EXERCISE PROMPT. Find out how many lines of the material contain the string "title" and give only that figure.

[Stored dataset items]

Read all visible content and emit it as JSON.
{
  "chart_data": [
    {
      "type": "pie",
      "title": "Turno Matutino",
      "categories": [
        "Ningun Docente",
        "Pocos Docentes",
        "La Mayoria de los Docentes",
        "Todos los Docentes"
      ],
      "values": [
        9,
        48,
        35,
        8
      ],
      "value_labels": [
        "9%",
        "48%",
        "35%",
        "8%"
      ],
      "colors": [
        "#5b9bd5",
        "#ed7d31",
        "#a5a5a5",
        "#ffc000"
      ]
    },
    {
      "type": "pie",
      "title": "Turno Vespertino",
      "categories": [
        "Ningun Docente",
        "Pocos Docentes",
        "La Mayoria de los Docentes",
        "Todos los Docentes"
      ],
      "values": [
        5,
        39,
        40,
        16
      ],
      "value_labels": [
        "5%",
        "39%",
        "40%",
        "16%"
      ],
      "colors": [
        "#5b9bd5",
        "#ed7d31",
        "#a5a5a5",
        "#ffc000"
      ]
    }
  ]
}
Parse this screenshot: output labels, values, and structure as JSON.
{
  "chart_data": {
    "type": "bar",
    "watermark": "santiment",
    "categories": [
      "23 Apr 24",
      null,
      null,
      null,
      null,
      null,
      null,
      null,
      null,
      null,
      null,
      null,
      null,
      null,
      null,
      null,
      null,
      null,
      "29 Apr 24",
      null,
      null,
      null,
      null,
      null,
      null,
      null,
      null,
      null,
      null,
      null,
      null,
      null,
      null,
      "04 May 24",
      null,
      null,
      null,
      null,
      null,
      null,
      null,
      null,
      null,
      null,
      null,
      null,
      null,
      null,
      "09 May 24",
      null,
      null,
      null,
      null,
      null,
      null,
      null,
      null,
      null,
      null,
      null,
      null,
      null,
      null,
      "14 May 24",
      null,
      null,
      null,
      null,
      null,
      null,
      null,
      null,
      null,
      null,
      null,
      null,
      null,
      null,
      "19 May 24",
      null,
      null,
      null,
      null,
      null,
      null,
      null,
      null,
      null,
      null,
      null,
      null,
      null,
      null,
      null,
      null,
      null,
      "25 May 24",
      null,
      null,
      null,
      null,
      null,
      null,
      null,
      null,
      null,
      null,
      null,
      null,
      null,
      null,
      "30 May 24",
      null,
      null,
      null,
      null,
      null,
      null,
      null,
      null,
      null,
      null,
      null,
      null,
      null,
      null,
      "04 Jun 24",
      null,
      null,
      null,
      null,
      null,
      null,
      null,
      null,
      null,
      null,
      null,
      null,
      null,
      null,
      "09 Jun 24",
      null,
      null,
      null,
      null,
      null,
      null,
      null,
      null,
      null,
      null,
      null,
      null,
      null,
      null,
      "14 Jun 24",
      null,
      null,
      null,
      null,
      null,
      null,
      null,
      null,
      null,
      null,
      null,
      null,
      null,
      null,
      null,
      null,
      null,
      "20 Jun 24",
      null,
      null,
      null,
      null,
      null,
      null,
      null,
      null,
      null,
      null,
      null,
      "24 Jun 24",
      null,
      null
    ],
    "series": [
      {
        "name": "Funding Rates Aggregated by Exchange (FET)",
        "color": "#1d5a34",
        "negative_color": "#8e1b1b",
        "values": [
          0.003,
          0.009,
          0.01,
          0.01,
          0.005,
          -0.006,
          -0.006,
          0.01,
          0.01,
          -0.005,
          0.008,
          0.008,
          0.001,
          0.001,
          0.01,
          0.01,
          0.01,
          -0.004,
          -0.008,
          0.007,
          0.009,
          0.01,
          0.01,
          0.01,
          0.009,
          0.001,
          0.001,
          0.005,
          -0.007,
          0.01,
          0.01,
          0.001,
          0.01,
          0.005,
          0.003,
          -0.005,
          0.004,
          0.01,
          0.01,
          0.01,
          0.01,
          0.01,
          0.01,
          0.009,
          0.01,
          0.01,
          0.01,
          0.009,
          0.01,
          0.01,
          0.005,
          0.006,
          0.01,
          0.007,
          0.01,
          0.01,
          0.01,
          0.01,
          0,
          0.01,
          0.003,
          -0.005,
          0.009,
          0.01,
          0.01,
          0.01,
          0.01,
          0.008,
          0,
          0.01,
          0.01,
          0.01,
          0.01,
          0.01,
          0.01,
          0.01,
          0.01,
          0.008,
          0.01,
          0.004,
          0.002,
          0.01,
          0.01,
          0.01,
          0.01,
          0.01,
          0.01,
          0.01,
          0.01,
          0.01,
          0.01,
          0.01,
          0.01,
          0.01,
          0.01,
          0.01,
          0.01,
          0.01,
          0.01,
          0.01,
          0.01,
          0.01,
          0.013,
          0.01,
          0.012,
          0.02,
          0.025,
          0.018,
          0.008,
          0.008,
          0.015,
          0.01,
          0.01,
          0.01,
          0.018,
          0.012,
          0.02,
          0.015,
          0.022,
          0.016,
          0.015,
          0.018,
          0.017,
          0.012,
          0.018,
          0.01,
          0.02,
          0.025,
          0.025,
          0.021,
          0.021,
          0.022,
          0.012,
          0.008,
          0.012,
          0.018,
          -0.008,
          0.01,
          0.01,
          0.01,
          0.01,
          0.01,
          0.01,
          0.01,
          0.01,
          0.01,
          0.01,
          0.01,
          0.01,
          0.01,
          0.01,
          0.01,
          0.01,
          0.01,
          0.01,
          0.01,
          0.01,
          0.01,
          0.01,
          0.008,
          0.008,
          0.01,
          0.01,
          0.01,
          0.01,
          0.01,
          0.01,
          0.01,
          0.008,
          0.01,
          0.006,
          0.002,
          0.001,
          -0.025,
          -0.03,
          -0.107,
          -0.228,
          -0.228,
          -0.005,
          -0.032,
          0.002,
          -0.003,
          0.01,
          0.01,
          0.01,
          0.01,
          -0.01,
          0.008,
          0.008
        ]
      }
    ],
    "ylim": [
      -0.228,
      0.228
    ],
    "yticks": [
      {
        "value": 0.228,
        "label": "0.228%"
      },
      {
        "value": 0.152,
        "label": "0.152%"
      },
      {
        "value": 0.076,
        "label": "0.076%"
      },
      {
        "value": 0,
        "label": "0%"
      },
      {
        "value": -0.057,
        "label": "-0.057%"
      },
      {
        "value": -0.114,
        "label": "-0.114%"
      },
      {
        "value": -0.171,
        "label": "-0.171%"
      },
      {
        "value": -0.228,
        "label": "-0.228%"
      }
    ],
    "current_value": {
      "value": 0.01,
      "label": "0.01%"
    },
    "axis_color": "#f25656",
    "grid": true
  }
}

FULL RESPONSE. 2